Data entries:
>> start

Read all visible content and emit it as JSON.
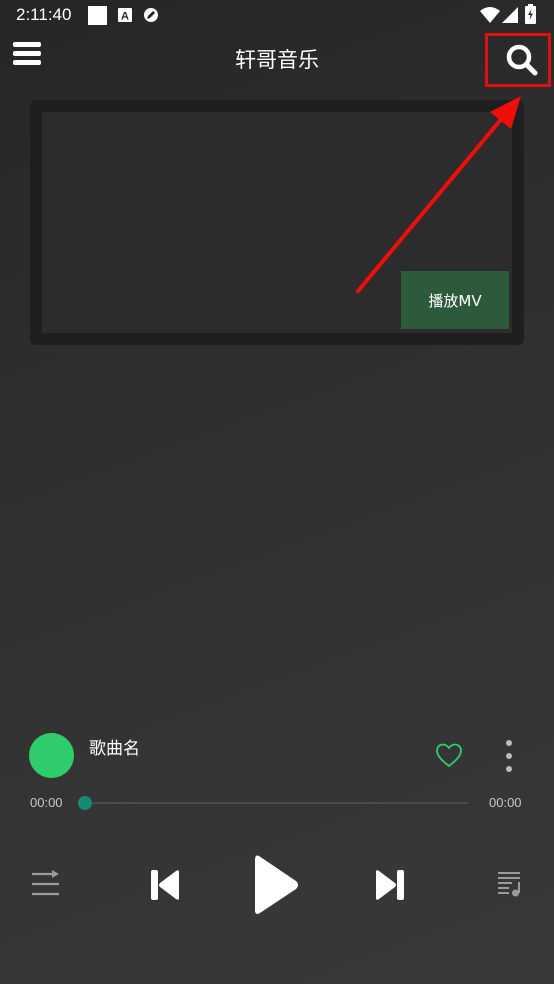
{
  "status_bar": {
    "time": "2:11:40",
    "icons": [
      "square-icon",
      "a-box-icon",
      "edit-icon",
      "wifi-icon",
      "signal-icon",
      "battery-icon"
    ]
  },
  "app_bar": {
    "title": "轩哥音乐",
    "menu_icon": "menu-icon",
    "search_icon": "search-icon"
  },
  "annotation": {
    "highlight_color": "#e01010",
    "target": "search-button"
  },
  "mv": {
    "play_button_label": "播放MV"
  },
  "player": {
    "song_name": "歌曲名",
    "current_time": "00:00",
    "total_time": "00:00",
    "progress": 0,
    "liked": false,
    "accent_color": "#2ecc6a",
    "controls": [
      "repeat-icon",
      "previous-icon",
      "play-icon",
      "next-icon",
      "playlist-icon"
    ]
  }
}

>> end

GIVEN TASK: Each line of the data should be quoted exactly, with pictures left out.

OUTPUT BELOW:
Read all visible content and emit it as JSON.
{
  "status_bar": {
    "time": "2:11:40",
    "icons": [
      "square-icon",
      "a-box-icon",
      "edit-icon",
      "wifi-icon",
      "signal-icon",
      "battery-icon"
    ]
  },
  "app_bar": {
    "title": "轩哥音乐",
    "menu_icon": "menu-icon",
    "search_icon": "search-icon"
  },
  "annotation": {
    "highlight_color": "#e01010",
    "target": "search-button"
  },
  "mv": {
    "play_button_label": "播放MV"
  },
  "player": {
    "song_name": "歌曲名",
    "current_time": "00:00",
    "total_time": "00:00",
    "progress": 0,
    "liked": false,
    "accent_color": "#2ecc6a",
    "controls": [
      "repeat-icon",
      "previous-icon",
      "play-icon",
      "next-icon",
      "playlist-icon"
    ]
  }
}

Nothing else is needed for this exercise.